REQUIRED WORK
Report only the number of lines in the records that contain the word "especificaciones".

[Start of EXERCISE INPUT]

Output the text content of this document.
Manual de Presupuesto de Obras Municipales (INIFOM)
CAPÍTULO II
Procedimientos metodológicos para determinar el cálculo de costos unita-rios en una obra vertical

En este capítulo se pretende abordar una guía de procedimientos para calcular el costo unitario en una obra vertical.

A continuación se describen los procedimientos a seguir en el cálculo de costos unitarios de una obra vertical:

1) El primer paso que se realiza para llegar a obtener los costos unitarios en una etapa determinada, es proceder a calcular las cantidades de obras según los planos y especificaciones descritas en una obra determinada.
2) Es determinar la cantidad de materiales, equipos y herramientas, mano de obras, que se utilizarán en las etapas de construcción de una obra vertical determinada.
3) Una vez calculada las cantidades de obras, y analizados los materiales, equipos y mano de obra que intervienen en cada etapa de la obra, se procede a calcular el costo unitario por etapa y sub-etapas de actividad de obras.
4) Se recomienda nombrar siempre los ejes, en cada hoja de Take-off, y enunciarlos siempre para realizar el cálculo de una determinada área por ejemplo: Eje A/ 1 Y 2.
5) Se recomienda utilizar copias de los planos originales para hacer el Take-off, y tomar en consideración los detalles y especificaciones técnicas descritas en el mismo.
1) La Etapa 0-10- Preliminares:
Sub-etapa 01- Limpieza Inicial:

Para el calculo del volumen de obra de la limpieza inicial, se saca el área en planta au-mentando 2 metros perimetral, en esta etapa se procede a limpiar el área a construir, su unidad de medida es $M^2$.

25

[End of EXERCISE INPUT]

ANSWER TO THE PROBLEM
2